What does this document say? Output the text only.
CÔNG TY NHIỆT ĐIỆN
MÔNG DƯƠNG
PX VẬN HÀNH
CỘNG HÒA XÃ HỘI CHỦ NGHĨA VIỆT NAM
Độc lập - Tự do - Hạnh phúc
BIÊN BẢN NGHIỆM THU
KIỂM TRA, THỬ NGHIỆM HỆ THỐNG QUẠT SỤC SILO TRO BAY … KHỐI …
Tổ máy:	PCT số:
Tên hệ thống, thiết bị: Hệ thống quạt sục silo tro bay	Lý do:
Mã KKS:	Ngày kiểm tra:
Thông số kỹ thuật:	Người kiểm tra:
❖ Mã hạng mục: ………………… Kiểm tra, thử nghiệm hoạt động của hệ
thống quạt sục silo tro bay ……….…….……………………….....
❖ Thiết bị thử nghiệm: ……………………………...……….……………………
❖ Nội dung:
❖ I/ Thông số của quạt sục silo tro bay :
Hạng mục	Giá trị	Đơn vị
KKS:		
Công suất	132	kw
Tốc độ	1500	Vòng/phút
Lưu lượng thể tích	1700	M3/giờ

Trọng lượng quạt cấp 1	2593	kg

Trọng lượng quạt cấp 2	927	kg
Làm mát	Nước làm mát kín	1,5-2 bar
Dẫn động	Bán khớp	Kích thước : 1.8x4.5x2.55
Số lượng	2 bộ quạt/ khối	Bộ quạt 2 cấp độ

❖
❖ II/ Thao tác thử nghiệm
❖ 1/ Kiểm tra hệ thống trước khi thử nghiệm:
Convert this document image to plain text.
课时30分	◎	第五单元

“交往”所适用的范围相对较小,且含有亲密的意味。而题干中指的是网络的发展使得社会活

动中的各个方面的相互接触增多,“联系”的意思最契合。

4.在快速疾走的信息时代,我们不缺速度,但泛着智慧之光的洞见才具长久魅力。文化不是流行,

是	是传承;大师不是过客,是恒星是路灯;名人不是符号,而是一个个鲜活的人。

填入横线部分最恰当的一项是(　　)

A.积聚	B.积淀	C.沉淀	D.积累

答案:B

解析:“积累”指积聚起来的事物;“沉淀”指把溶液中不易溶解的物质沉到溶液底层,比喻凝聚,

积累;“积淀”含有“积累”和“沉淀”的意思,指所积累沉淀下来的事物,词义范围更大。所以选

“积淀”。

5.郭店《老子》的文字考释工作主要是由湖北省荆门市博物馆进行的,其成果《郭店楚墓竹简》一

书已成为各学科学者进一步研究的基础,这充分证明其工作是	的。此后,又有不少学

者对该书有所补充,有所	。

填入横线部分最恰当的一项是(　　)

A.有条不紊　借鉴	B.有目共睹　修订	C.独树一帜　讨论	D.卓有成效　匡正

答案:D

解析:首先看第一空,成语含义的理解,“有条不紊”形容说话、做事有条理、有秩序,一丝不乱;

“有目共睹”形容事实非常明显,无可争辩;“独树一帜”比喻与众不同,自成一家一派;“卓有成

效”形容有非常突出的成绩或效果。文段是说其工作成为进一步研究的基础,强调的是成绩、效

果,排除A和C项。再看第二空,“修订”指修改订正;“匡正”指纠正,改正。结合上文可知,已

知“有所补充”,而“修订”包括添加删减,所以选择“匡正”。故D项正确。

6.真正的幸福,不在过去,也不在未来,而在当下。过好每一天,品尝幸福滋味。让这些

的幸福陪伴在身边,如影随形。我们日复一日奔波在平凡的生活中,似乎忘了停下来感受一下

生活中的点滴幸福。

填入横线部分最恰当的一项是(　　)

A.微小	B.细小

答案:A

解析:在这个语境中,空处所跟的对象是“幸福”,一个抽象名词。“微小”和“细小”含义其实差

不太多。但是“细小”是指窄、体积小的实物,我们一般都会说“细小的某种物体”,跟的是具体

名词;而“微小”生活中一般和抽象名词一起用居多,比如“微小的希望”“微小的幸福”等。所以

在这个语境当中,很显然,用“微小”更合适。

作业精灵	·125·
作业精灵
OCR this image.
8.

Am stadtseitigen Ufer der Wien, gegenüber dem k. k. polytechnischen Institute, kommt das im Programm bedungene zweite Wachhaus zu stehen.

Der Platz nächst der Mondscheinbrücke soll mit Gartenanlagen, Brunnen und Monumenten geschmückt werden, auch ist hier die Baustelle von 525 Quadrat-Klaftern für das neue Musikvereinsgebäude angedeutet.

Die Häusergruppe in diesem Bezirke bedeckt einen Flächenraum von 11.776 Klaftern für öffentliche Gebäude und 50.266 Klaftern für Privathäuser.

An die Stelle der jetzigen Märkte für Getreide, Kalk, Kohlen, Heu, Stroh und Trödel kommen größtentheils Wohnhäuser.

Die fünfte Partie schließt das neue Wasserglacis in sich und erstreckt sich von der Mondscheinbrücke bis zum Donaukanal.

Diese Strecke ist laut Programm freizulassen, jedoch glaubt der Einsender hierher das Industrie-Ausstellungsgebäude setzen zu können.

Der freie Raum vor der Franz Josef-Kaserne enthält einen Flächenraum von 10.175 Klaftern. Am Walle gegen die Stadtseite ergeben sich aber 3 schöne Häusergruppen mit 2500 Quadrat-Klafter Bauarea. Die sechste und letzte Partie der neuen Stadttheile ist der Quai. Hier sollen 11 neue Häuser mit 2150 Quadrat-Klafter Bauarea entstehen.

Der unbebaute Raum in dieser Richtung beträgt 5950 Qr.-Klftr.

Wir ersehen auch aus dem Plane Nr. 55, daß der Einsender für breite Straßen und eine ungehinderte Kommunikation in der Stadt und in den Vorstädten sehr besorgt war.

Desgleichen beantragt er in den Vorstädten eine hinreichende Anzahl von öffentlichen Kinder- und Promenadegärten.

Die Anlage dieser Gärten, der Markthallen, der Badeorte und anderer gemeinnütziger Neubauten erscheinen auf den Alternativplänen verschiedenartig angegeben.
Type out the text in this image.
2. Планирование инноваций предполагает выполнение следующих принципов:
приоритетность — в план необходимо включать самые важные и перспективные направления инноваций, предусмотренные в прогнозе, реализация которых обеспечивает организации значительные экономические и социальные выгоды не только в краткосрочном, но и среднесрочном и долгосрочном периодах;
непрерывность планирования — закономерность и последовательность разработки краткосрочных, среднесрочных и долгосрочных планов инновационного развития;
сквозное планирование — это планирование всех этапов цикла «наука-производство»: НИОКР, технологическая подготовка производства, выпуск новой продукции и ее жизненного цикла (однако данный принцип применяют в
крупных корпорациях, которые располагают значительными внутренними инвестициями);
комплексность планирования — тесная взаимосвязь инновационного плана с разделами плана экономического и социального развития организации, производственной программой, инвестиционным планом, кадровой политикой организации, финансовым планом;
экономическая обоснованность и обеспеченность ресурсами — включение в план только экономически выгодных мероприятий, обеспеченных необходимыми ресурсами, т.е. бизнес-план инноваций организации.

| Work to complete |
Repeat all entries. Match them exactly.

| Right answer |
What does this document say? Output the text only.
CÔNG TY NHIỆT ĐIỆN
MÔNG DƯƠNG
PX VẬN HÀNH
CỘNG HÒA XÃ HỘI CHỦ NGHĨA VIỆT NAM
Độc lập - Tự do - Hạnh phúc
BIÊN BẢN NGHIỆM THU
KIỂM TRA, THỬ NGHIỆM HỆ THỐNG QUẠT SỤC SILO TRO BAY … KHỐI …
Tổ máy:	PCT số:
Tên hệ thống, thiết bị: Hệ thống quạt sục silo tro bay	Lý do:
Mã KKS:	Ngày kiểm tra:
Thông số kỹ thuật:	Người kiểm tra:
❖ Mã hạng mục: ………………… Kiểm tra, thử nghiệm hoạt động của hệ
thống quạt sục silo tro bay ……….…….……………………….....
❖ Thiết bị thử nghiệm: ……………………………...……….……………………
❖ Nội dung:
❖ I/ Thông số của quạt sục silo tro bay :
Hạng mục	Giá trị	Đơn vị
KKS:		
Công suất	132	kw
Tốc độ	1500	Vòng/phút
Lưu lượng thể tích	1700	M3/giờ

Trọng lượng quạt cấp 1	2593	kg

Trọng lượng quạt cấp 2	927	kg
Làm mát	Nước làm mát kín	1,5-2 bar
Dẫn động	Bán khớp	Kích thước : 1.8x4.5x2.55
Số lượng	2 bộ quạt/ khối	Bộ quạt 2 cấp độ

❖
❖ II/ Thao tác thử nghiệm
❖ 1/ Kiểm tra hệ thống trước khi thử nghiệm:
Convert this document image to plain text.
课时30分	◎	第五单元

“交往”所适用的范围相对较小,且含有亲密的意味。而题干中指的是网络的发展使得社会活

动中的各个方面的相互接触增多,“联系”的意思最契合。

4.在快速疾走的信息时代,我们不缺速度,但泛着智慧之光的洞见才具长久魅力。文化不是流行,

是	是传承;大师不是过客,是恒星是路灯;名人不是符号,而是一个个鲜活的人。

填入横线部分最恰当的一项是(　　)

A.积聚	B.积淀	C.沉淀	D.积累

答案:B

解析:“积累”指积聚起来的事物;“沉淀”指把溶液中不易溶解的物质沉到溶液底层,比喻凝聚,

积累;“积淀”含有“积累”和“沉淀”的意思,指所积累沉淀下来的事物,词义范围更大。所以选

“积淀”。

5.郭店《老子》的文字考释工作主要是由湖北省荆门市博物馆进行的,其成果《郭店楚墓竹简》一

书已成为各学科学者进一步研究的基础,这充分证明其工作是	的。此后,又有不少学

者对该书有所补充,有所	。

填入横线部分最恰当的一项是(　　)

A.有条不紊　借鉴	B.有目共睹　修订	C.独树一帜　讨论	D.卓有成效　匡正

答案:D

解析:首先看第一空,成语含义的理解,“有条不紊”形容说话、做事有条理、有秩序,一丝不乱;

“有目共睹”形容事实非常明显,无可争辩;“独树一帜”比喻与众不同,自成一家一派;“卓有成

效”形容有非常突出的成绩或效果。文段是说其工作成为进一步研究的基础,强调的是成绩、效

果,排除A和C项。再看第二空,“修订”指修改订正;“匡正”指纠正,改正。结合上文可知,已

知“有所补充”,而“修订”包括添加删减,所以选择“匡正”。故D项正确。

6.真正的幸福,不在过去,也不在未来,而在当下。过好每一天,品尝幸福滋味。让这些

的幸福陪伴在身边,如影随形。我们日复一日奔波在平凡的生活中,似乎忘了停下来感受一下

生活中的点滴幸福。

填入横线部分最恰当的一项是(　　)

A.微小	B.细小

答案:A

解析:在这个语境中,空处所跟的对象是“幸福”,一个抽象名词。“微小”和“细小”含义其实差

不太多。但是“细小”是指窄、体积小的实物,我们一般都会说“细小的某种物体”,跟的是具体

名词;而“微小”生活中一般和抽象名词一起用居多,比如“微小的希望”“微小的幸福”等。所以

在这个语境当中,很显然,用“微小”更合适。

作业精灵	·125·
作业精灵
OCR this image.
8.

Am stadtseitigen Ufer der Wien, gegenüber dem k. k. polytechnischen Institute, kommt das im Programm bedungene zweite Wachhaus zu stehen.

Der Platz nächst der Mondscheinbrücke soll mit Gartenanlagen, Brunnen und Monumenten geschmückt werden, auch ist hier die Baustelle von 525 Quadrat-Klaftern für das neue Musikvereinsgebäude angedeutet.

Die Häusergruppe in diesem Bezirke bedeckt einen Flächenraum von 11.776 Klaftern für öffentliche Gebäude und 50.266 Klaftern für Privathäuser.

An die Stelle der jetzigen Märkte für Getreide, Kalk, Kohlen, Heu, Stroh und Trödel kommen größtentheils Wohnhäuser.

Die fünfte Partie schließt das neue Wasserglacis in sich und erstreckt sich von der Mondscheinbrücke bis zum Donaukanal.

Diese Strecke ist laut Programm freizulassen, jedoch glaubt der Einsender hierher das Industrie-Ausstellungsgebäude setzen zu können.

Der freie Raum vor der Franz Josef-Kaserne enthält einen Flächenraum von 10.175 Klaftern. Am Walle gegen die Stadtseite ergeben sich aber 3 schöne Häusergruppen mit 2500 Quadrat-Klafter Bauarea. Die sechste und letzte Partie der neuen Stadttheile ist der Quai. Hier sollen 11 neue Häuser mit 2150 Quadrat-Klafter Bauarea entstehen.

Der unbebaute Raum in dieser Richtung beträgt 5950 Qr.-Klftr.

Wir ersehen auch aus dem Plane Nr. 55, daß der Einsender für breite Straßen und eine ungehinderte Kommunikation in der Stadt und in den Vorstädten sehr besorgt war.

Desgleichen beantragt er in den Vorstädten eine hinreichende Anzahl von öffentlichen Kinder- und Promenadegärten.

Die Anlage dieser Gärten, der Markthallen, der Badeorte und anderer gemeinnütziger Neubauten erscheinen auf den Alternativplänen verschiedenartig angegeben.
Type out the text in this image.
2. Планирование инноваций предполагает выполнение следующих принципов:
приоритетность — в план необходимо включать самые важные и перспективные направления инноваций, предусмотренные в прогнозе, реализация которых обеспечивает организации значительные экономические и социальные выгоды не только в краткосрочном, но и среднесрочном и долгосрочном периодах;
непрерывность планирования — закономерность и последовательность разработки краткосрочных, среднесрочных и долгосрочных планов инновационного развития;
сквозное планирование — это планирование всех этапов цикла «наука-производство»: НИОКР, технологическая подготовка производства, выпуск новой продукции и ее жизненного цикла (однако данный принцип применяют в
крупных корпорациях, которые располагают значительными внутренними инвестициями);
комплексность планирования — тесная взаимосвязь инновационного плана с разделами плана экономического и социального развития организации, производственной программой, инвестиционным планом, кадровой политикой организации, финансовым планом;
экономическая обоснованность и обеспеченность ресурсами — включение в план только экономически выгодных мероприятий, обеспеченных необходимыми ресурсами, т.е. бизнес-план инноваций организации.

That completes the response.